[WHAT THE EXERCISE ASKS] Your task is to retype each line of the data below exactly.

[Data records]
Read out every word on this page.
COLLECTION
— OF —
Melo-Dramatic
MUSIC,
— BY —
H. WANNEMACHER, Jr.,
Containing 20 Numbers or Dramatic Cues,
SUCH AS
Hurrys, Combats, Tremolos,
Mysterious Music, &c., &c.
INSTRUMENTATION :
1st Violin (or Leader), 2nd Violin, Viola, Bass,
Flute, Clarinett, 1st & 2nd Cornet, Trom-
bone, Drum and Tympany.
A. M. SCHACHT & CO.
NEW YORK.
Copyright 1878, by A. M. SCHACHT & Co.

[RESPONSE]
Read out every word on this page.
COLLECTION
— OF —
Melo-Dramatic
MUSIC,
— BY —
H. WANNEMACHER, Jr.,
Containing 20 Numbers or Dramatic Cues,
SUCH AS
Hurrys, Combats, Tremolos,
Mysterious Music, &c., &c.
INSTRUMENTATION :
1st Violin (or Leader), 2nd Violin, Viola, Bass,
Flute, Clarinett, 1st & 2nd Cornet, Trom-
bone, Drum and Tympany.
A. M. SCHACHT & CO.
NEW YORK.
Copyright 1878, by A. M. SCHACHT & Co.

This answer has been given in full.